[Records that describe figures]
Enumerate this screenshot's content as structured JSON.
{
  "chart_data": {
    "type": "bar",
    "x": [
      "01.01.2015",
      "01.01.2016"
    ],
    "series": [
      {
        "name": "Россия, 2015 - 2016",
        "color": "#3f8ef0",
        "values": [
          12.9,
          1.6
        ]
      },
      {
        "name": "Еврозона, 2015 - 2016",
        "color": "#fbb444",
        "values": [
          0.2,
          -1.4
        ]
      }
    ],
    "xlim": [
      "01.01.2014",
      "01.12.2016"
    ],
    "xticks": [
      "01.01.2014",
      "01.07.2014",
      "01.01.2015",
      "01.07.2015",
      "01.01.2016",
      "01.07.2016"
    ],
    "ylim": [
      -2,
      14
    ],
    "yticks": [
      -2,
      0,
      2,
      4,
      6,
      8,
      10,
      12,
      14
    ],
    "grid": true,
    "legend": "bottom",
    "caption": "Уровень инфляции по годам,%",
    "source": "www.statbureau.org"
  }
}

* **Exercise prompt**
From the data above, copy each line where the string "name" appears.

* **Finished task**
        "name": "Россия, 2015 - 2016",
        "name": "Еврозона, 2015 - 2016",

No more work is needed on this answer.